━━ MATERIAL PROVIDED ━━

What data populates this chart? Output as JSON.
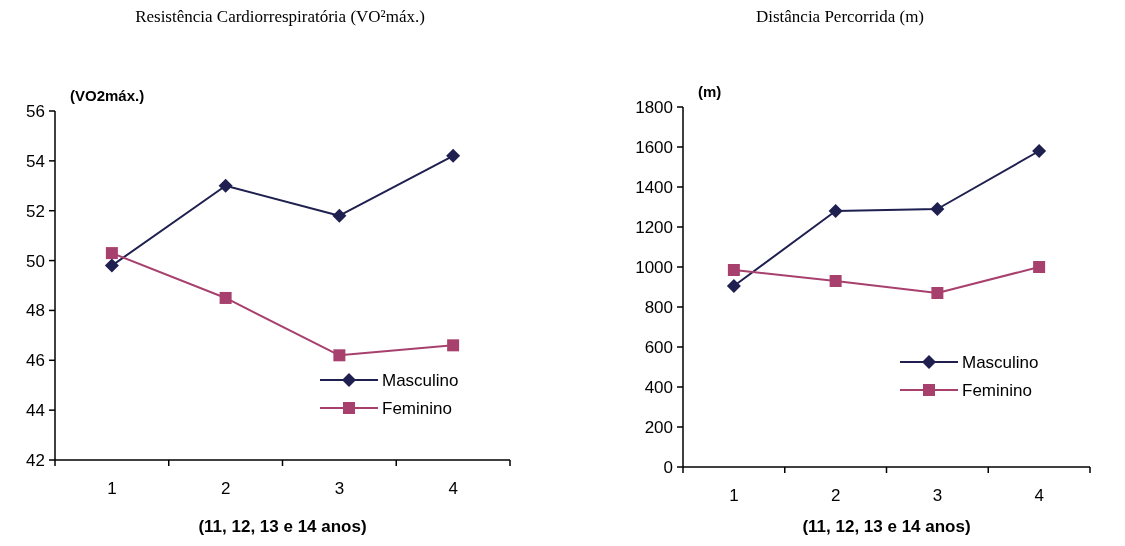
{
  "chart_data": [
    {
      "type": "line",
      "title": "Resistência Cardiorrespiratória  (VO²máx.)",
      "ylabel": "(VO2máx.)",
      "xlabel": "(11, 12, 13 e 14 anos)",
      "categories": [
        "1",
        "2",
        "3",
        "4"
      ],
      "ylim": [
        42,
        56
      ],
      "yticks": [
        42,
        44,
        46,
        48,
        50,
        52,
        54,
        56
      ],
      "legend": "bottom right",
      "series": [
        {
          "name": "Masculino",
          "color": "#1f2050",
          "marker": "diamond",
          "values": [
            49.8,
            53.0,
            51.8,
            54.2
          ]
        },
        {
          "name": "Feminino",
          "color": "#a8406e",
          "marker": "square",
          "values": [
            50.3,
            48.5,
            46.2,
            46.6
          ]
        }
      ]
    },
    {
      "type": "line",
      "title": "Distância Percorrida (m)",
      "ylabel": "(m)",
      "xlabel": "(11, 12, 13 e 14 anos)",
      "categories": [
        "1",
        "2",
        "3",
        "4"
      ],
      "ylim": [
        0,
        1800
      ],
      "yticks": [
        0,
        200,
        400,
        600,
        800,
        1000,
        1200,
        1400,
        1600,
        1800
      ],
      "legend": "bottom right",
      "series": [
        {
          "name": "Masculino",
          "color": "#1f2050",
          "marker": "diamond",
          "values": [
            905,
            1280,
            1290,
            1580
          ]
        },
        {
          "name": "Feminino",
          "color": "#a8406e",
          "marker": "square",
          "values": [
            985,
            930,
            870,
            1000
          ]
        }
      ]
    }
  ]
}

━━━

* [TASK INSTRUCTIONS] Take the listing above and restate it word for word, without its pictures.

* [OUTPUT OF THE EXERCISE]
What data populates this chart? Output as JSON.
{
  "chart_data": [
    {
      "type": "line",
      "title": "Resistência Cardiorrespiratória  (VO²máx.)",
      "ylabel": "(VO2máx.)",
      "xlabel": "(11, 12, 13 e 14 anos)",
      "categories": [
        "1",
        "2",
        "3",
        "4"
      ],
      "ylim": [
        42,
        56
      ],
      "yticks": [
        42,
        44,
        46,
        48,
        50,
        52,
        54,
        56
      ],
      "legend": "bottom right",
      "series": [
        {
          "name": "Masculino",
          "color": "#1f2050",
          "marker": "diamond",
          "values": [
            49.8,
            53.0,
            51.8,
            54.2
          ]
        },
        {
          "name": "Feminino",
          "color": "#a8406e",
          "marker": "square",
          "values": [
            50.3,
            48.5,
            46.2,
            46.6
          ]
        }
      ]
    },
    {
      "type": "line",
      "title": "Distância Percorrida (m)",
      "ylabel": "(m)",
      "xlabel": "(11, 12, 13 e 14 anos)",
      "categories": [
        "1",
        "2",
        "3",
        "4"
      ],
      "ylim": [
        0,
        1800
      ],
      "yticks": [
        0,
        200,
        400,
        600,
        800,
        1000,
        1200,
        1400,
        1600,
        1800
      ],
      "legend": "bottom right",
      "series": [
        {
          "name": "Masculino",
          "color": "#1f2050",
          "marker": "diamond",
          "values": [
            905,
            1280,
            1290,
            1580
          ]
        },
        {
          "name": "Feminino",
          "color": "#a8406e",
          "marker": "square",
          "values": [
            985,
            930,
            870,
            1000
          ]
        }
      ]
    }
  ]
}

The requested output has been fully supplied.